Directions for this task: Give the data below again, word for word.

----- Given data

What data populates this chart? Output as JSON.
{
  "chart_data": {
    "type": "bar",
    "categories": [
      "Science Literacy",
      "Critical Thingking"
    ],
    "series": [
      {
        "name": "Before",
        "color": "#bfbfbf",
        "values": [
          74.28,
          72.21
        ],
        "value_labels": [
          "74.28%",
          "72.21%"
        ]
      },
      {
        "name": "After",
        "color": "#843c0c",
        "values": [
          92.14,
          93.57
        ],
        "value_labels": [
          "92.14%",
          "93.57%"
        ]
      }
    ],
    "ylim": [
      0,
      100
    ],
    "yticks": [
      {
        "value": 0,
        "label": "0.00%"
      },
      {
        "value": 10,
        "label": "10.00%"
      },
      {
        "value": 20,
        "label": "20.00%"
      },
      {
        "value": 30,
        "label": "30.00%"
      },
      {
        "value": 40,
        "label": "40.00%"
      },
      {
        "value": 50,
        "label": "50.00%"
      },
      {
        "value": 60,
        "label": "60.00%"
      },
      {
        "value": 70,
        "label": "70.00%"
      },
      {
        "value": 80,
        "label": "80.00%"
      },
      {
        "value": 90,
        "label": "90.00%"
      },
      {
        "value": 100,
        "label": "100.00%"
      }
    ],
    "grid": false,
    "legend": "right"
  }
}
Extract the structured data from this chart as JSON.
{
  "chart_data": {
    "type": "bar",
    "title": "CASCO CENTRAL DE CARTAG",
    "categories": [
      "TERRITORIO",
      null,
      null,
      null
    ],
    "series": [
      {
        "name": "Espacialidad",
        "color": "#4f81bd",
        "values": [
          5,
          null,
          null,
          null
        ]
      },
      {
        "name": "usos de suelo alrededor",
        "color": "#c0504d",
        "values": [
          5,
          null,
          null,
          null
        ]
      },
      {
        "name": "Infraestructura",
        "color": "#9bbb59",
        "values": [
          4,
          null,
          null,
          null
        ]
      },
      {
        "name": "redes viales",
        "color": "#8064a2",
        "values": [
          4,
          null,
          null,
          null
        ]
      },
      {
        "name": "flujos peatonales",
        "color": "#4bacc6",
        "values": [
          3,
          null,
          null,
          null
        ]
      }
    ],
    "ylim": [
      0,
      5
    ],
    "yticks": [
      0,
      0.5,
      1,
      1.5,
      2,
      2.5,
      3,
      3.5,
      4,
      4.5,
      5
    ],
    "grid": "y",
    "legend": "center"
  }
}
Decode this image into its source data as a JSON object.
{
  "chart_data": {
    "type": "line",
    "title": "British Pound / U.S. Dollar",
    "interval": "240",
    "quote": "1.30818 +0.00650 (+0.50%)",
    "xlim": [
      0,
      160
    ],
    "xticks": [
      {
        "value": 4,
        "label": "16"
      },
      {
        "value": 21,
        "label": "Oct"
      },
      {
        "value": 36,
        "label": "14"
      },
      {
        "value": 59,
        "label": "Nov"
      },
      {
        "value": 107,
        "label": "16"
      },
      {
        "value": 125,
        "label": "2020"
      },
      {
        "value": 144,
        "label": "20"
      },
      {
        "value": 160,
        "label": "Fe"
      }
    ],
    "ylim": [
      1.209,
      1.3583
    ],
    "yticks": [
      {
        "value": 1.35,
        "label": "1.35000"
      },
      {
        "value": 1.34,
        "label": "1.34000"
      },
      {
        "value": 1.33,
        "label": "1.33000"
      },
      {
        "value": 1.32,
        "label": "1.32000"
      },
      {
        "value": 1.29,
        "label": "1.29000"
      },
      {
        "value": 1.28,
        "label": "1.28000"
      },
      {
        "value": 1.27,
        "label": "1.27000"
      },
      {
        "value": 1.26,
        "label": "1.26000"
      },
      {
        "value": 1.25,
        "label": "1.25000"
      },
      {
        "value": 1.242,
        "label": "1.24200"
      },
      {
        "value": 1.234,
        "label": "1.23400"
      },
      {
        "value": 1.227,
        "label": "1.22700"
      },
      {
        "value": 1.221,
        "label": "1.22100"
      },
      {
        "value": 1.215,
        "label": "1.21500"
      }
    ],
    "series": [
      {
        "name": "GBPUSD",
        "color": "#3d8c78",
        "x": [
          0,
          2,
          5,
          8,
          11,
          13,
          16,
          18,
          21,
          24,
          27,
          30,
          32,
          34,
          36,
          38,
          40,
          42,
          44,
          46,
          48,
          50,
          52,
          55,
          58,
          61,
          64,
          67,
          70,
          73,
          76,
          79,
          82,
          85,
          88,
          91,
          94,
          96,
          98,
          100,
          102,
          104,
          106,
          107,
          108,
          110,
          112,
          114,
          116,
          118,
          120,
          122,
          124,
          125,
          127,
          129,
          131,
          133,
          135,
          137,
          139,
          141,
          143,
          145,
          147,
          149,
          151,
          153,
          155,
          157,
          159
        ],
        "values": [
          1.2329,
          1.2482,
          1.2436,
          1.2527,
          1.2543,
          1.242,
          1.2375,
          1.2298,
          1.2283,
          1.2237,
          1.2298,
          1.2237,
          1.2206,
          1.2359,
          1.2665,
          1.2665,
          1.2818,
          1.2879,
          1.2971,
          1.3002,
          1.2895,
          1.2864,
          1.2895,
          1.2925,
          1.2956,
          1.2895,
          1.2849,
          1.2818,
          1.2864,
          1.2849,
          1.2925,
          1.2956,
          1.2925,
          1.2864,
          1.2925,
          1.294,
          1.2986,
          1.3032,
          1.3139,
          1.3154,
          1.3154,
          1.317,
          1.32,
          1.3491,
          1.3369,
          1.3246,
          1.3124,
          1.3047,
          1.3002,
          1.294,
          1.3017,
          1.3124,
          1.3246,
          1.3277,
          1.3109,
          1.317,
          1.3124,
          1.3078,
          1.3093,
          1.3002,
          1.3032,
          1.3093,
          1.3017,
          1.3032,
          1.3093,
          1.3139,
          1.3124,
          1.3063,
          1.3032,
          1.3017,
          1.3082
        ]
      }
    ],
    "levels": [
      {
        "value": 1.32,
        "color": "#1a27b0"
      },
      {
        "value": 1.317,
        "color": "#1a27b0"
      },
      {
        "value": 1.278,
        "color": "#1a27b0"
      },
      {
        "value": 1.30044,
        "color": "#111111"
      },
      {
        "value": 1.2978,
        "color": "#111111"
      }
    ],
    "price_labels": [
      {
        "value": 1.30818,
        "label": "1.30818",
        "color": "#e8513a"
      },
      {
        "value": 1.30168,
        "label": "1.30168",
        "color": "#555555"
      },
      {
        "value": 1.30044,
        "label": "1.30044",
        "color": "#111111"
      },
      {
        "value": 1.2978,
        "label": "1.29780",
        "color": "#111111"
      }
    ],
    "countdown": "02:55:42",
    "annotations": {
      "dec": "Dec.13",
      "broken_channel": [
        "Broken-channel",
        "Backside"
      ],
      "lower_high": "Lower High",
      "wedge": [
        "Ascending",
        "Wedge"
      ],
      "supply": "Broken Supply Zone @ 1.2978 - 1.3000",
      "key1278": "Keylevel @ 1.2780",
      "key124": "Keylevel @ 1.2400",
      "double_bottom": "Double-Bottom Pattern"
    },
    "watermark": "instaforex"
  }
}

----------

Written response:
What data populates this chart? Output as JSON.
{
  "chart_data": {
    "type": "bar",
    "categories": [
      "Science Literacy",
      "Critical Thingking"
    ],
    "series": [
      {
        "name": "Before",
        "color": "#bfbfbf",
        "values": [
          74.28,
          72.21
        ],
        "value_labels": [
          "74.28%",
          "72.21%"
        ]
      },
      {
        "name": "After",
        "color": "#843c0c",
        "values": [
          92.14,
          93.57
        ],
        "value_labels": [
          "92.14%",
          "93.57%"
        ]
      }
    ],
    "ylim": [
      0,
      100
    ],
    "yticks": [
      {
        "value": 0,
        "label": "0.00%"
      },
      {
        "value": 10,
        "label": "10.00%"
      },
      {
        "value": 20,
        "label": "20.00%"
      },
      {
        "value": 30,
        "label": "30.00%"
      },
      {
        "value": 40,
        "label": "40.00%"
      },
      {
        "value": 50,
        "label": "50.00%"
      },
      {
        "value": 60,
        "label": "60.00%"
      },
      {
        "value": 70,
        "label": "70.00%"
      },
      {
        "value": 80,
        "label": "80.00%"
      },
      {
        "value": 90,
        "label": "90.00%"
      },
      {
        "value": 100,
        "label": "100.00%"
      }
    ],
    "grid": false,
    "legend": "right"
  }
}
Extract the structured data from this chart as JSON.
{
  "chart_data": {
    "type": "bar",
    "title": "CASCO CENTRAL DE CARTAG",
    "categories": [
      "TERRITORIO",
      null,
      null,
      null
    ],
    "series": [
      {
        "name": "Espacialidad",
        "color": "#4f81bd",
        "values": [
          5,
          null,
          null,
          null
        ]
      },
      {
        "name": "usos de suelo alrededor",
        "color": "#c0504d",
        "values": [
          5,
          null,
          null,
          null
        ]
      },
      {
        "name": "Infraestructura",
        "color": "#9bbb59",
        "values": [
          4,
          null,
          null,
          null
        ]
      },
      {
        "name": "redes viales",
        "color": "#8064a2",
        "values": [
          4,
          null,
          null,
          null
        ]
      },
      {
        "name": "flujos peatonales",
        "color": "#4bacc6",
        "values": [
          3,
          null,
          null,
          null
        ]
      }
    ],
    "ylim": [
      0,
      5
    ],
    "yticks": [
      0,
      0.5,
      1,
      1.5,
      2,
      2.5,
      3,
      3.5,
      4,
      4.5,
      5
    ],
    "grid": "y",
    "legend": "center"
  }
}
Decode this image into its source data as a JSON object.
{
  "chart_data": {
    "type": "line",
    "title": "British Pound / U.S. Dollar",
    "interval": "240",
    "quote": "1.30818 +0.00650 (+0.50%)",
    "xlim": [
      0,
      160
    ],
    "xticks": [
      {
        "value": 4,
        "label": "16"
      },
      {
        "value": 21,
        "label": "Oct"
      },
      {
        "value": 36,
        "label": "14"
      },
      {
        "value": 59,
        "label": "Nov"
      },
      {
        "value": 107,
        "label": "16"
      },
      {
        "value": 125,
        "label": "2020"
      },
      {
        "value": 144,
        "label": "20"
      },
      {
        "value": 160,
        "label": "Fe"
      }
    ],
    "ylim": [
      1.209,
      1.3583
    ],
    "yticks": [
      {
        "value": 1.35,
        "label": "1.35000"
      },
      {
        "value": 1.34,
        "label": "1.34000"
      },
      {
        "value": 1.33,
        "label": "1.33000"
      },
      {
        "value": 1.32,
        "label": "1.32000"
      },
      {
        "value": 1.29,
        "label": "1.29000"
      },
      {
        "value": 1.28,
        "label": "1.28000"
      },
      {
        "value": 1.27,
        "label": "1.27000"
      },
      {
        "value": 1.26,
        "label": "1.26000"
      },
      {
        "value": 1.25,
        "label": "1.25000"
      },
      {
        "value": 1.242,
        "label": "1.24200"
      },
      {
        "value": 1.234,
        "label": "1.23400"
      },
      {
        "value": 1.227,
        "label": "1.22700"
      },
      {
        "value": 1.221,
        "label": "1.22100"
      },
      {
        "value": 1.215,
        "label": "1.21500"
      }
    ],
    "series": [
      {
        "name": "GBPUSD",
        "color": "#3d8c78",
        "x": [
          0,
          2,
          5,
          8,
          11,
          13,
          16,
          18,
          21,
          24,
          27,
          30,
          32,
          34,
          36,
          38,
          40,
          42,
          44,
          46,
          48,
          50,
          52,
          55,
          58,
          61,
          64,
          67,
          70,
          73,
          76,
          79,
          82,
          85,
          88,
          91,
          94,
          96,
          98,
          100,
          102,
          104,
          106,
          107,
          108,
          110,
          112,
          114,
          116,
          118,
          120,
          122,
          124,
          125,
          127,
          129,
          131,
          133,
          135,
          137,
          139,
          141,
          143,
          145,
          147,
          149,
          151,
          153,
          155,
          157,
          159
        ],
        "values": [
          1.2329,
          1.2482,
          1.2436,
          1.2527,
          1.2543,
          1.242,
          1.2375,
          1.2298,
          1.2283,
          1.2237,
          1.2298,
          1.2237,
          1.2206,
          1.2359,
          1.2665,
          1.2665,
          1.2818,
          1.2879,
          1.2971,
          1.3002,
          1.2895,
          1.2864,
          1.2895,
          1.2925,
          1.2956,
          1.2895,
          1.2849,
          1.2818,
          1.2864,
          1.2849,
          1.2925,
          1.2956,
          1.2925,
          1.2864,
          1.2925,
          1.294,
          1.2986,
          1.3032,
          1.3139,
          1.3154,
          1.3154,
          1.317,
          1.32,
          1.3491,
          1.3369,
          1.3246,
          1.3124,
          1.3047,
          1.3002,
          1.294,
          1.3017,
          1.3124,
          1.3246,
          1.3277,
          1.3109,
          1.317,
          1.3124,
          1.3078,
          1.3093,
          1.3002,
          1.3032,
          1.3093,
          1.3017,
          1.3032,
          1.3093,
          1.3139,
          1.3124,
          1.3063,
          1.3032,
          1.3017,
          1.3082
        ]
      }
    ],
    "levels": [
      {
        "value": 1.32,
        "color": "#1a27b0"
      },
      {
        "value": 1.317,
        "color": "#1a27b0"
      },
      {
        "value": 1.278,
        "color": "#1a27b0"
      },
      {
        "value": 1.30044,
        "color": "#111111"
      },
      {
        "value": 1.2978,
        "color": "#111111"
      }
    ],
    "price_labels": [
      {
        "value": 1.30818,
        "label": "1.30818",
        "color": "#e8513a"
      },
      {
        "value": 1.30168,
        "label": "1.30168",
        "color": "#555555"
      },
      {
        "value": 1.30044,
        "label": "1.30044",
        "color": "#111111"
      },
      {
        "value": 1.2978,
        "label": "1.29780",
        "color": "#111111"
      }
    ],
    "countdown": "02:55:42",
    "annotations": {
      "dec": "Dec.13",
      "broken_channel": [
        "Broken-channel",
        "Backside"
      ],
      "lower_high": "Lower High",
      "wedge": [
        "Ascending",
        "Wedge"
      ],
      "supply": "Broken Supply Zone @ 1.2978 - 1.3000",
      "key1278": "Keylevel @ 1.2780",
      "key124": "Keylevel @ 1.2400",
      "double_bottom": "Double-Bottom Pattern"
    },
    "watermark": "instaforex"
  }
}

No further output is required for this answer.